• WRITTEN TASK
Copy out all of the material, matching it word for word.

• DATA SHOWN

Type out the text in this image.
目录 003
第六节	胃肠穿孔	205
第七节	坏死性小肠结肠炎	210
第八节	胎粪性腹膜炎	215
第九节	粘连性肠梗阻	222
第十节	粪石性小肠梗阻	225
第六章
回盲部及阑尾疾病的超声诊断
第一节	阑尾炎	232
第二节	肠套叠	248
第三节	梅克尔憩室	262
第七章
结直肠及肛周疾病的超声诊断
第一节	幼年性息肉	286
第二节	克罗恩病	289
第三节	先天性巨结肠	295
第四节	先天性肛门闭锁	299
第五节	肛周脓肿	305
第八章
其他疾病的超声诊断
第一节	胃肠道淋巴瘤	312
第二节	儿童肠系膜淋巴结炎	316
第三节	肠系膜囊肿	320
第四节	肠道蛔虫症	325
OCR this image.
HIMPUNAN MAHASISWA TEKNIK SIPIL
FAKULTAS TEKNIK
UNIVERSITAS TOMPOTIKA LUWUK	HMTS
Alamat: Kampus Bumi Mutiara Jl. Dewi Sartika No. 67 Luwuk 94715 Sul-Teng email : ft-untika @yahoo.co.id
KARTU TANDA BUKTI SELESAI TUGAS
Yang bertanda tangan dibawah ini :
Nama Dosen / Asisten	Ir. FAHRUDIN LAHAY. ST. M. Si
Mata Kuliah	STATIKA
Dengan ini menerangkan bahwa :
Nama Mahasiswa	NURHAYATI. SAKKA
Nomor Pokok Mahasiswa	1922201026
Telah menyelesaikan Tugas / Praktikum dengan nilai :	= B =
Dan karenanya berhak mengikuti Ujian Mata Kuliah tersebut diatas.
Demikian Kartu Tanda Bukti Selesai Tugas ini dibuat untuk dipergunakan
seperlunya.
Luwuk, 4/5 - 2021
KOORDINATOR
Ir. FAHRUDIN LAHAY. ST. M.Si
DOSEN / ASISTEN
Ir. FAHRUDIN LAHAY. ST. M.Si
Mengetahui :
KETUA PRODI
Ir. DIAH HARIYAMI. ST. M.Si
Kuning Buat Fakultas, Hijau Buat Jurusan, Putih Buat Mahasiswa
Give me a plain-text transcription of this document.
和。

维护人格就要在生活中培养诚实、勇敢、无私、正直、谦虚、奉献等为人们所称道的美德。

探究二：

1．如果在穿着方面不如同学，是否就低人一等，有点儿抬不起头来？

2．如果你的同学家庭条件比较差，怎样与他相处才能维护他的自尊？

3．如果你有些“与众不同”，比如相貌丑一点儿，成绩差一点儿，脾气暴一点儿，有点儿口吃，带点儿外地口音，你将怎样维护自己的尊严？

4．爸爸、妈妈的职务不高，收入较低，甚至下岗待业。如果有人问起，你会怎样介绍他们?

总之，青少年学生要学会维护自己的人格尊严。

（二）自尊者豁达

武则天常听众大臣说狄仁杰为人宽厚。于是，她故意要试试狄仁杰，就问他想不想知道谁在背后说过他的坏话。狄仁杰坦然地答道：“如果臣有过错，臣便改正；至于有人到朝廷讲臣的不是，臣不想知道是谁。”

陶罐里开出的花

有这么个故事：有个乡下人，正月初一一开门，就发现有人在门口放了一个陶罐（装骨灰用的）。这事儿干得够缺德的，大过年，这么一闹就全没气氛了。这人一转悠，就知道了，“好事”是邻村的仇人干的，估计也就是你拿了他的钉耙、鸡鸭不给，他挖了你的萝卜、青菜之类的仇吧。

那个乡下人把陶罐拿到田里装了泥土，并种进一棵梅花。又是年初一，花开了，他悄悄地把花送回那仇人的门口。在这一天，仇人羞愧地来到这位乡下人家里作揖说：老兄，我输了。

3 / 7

• COMPLETE ANSWER
Type out the text in this image.
目录 003
第六节	胃肠穿孔	205
第七节	坏死性小肠结肠炎	210
第八节	胎粪性腹膜炎	215
第九节	粘连性肠梗阻	222
第十节	粪石性小肠梗阻	225
第六章
回盲部及阑尾疾病的超声诊断
第一节	阑尾炎	232
第二节	肠套叠	248
第三节	梅克尔憩室	262
第七章
结直肠及肛周疾病的超声诊断
第一节	幼年性息肉	286
第二节	克罗恩病	289
第三节	先天性巨结肠	295
第四节	先天性肛门闭锁	299
第五节	肛周脓肿	305
第八章
其他疾病的超声诊断
第一节	胃肠道淋巴瘤	312
第二节	儿童肠系膜淋巴结炎	316
第三节	肠系膜囊肿	320
第四节	肠道蛔虫症	325
OCR this image.
HIMPUNAN MAHASISWA TEKNIK SIPIL
FAKULTAS TEKNIK
UNIVERSITAS TOMPOTIKA LUWUK	HMTS
Alamat: Kampus Bumi Mutiara Jl. Dewi Sartika No. 67 Luwuk 94715 Sul-Teng email : ft-untika @yahoo.co.id
KARTU TANDA BUKTI SELESAI TUGAS
Yang bertanda tangan dibawah ini :
Nama Dosen / Asisten	Ir. FAHRUDIN LAHAY. ST. M. Si
Mata Kuliah	STATIKA
Dengan ini menerangkan bahwa :
Nama Mahasiswa	NURHAYATI. SAKKA
Nomor Pokok Mahasiswa	1922201026
Telah menyelesaikan Tugas / Praktikum dengan nilai :	= B =
Dan karenanya berhak mengikuti Ujian Mata Kuliah tersebut diatas.
Demikian Kartu Tanda Bukti Selesai Tugas ini dibuat untuk dipergunakan
seperlunya.
Luwuk, 4/5 - 2021
KOORDINATOR
Ir. FAHRUDIN LAHAY. ST. M.Si
DOSEN / ASISTEN
Ir. FAHRUDIN LAHAY. ST. M.Si
Mengetahui :
KETUA PRODI
Ir. DIAH HARIYAMI. ST. M.Si
Kuning Buat Fakultas, Hijau Buat Jurusan, Putih Buat Mahasiswa
Give me a plain-text transcription of this document.
和。

维护人格就要在生活中培养诚实、勇敢、无私、正直、谦虚、奉献等为人们所称道的美德。

探究二：

1．如果在穿着方面不如同学，是否就低人一等，有点儿抬不起头来？

2．如果你的同学家庭条件比较差，怎样与他相处才能维护他的自尊？

3．如果你有些“与众不同”，比如相貌丑一点儿，成绩差一点儿，脾气暴一点儿，有点儿口吃，带点儿外地口音，你将怎样维护自己的尊严？

4．爸爸、妈妈的职务不高，收入较低，甚至下岗待业。如果有人问起，你会怎样介绍他们?

总之，青少年学生要学会维护自己的人格尊严。

（二）自尊者豁达

武则天常听众大臣说狄仁杰为人宽厚。于是，她故意要试试狄仁杰，就问他想不想知道谁在背后说过他的坏话。狄仁杰坦然地答道：“如果臣有过错，臣便改正；至于有人到朝廷讲臣的不是，臣不想知道是谁。”

陶罐里开出的花

有这么个故事：有个乡下人，正月初一一开门，就发现有人在门口放了一个陶罐（装骨灰用的）。这事儿干得够缺德的，大过年，这么一闹就全没气氛了。这人一转悠，就知道了，“好事”是邻村的仇人干的，估计也就是你拿了他的钉耙、鸡鸭不给，他挖了你的萝卜、青菜之类的仇吧。

那个乡下人把陶罐拿到田里装了泥土，并种进一棵梅花。又是年初一，花开了，他悄悄地把花送回那仇人的门口。在这一天，仇人羞愧地来到这位乡下人家里作揖说：老兄，我输了。

3 / 7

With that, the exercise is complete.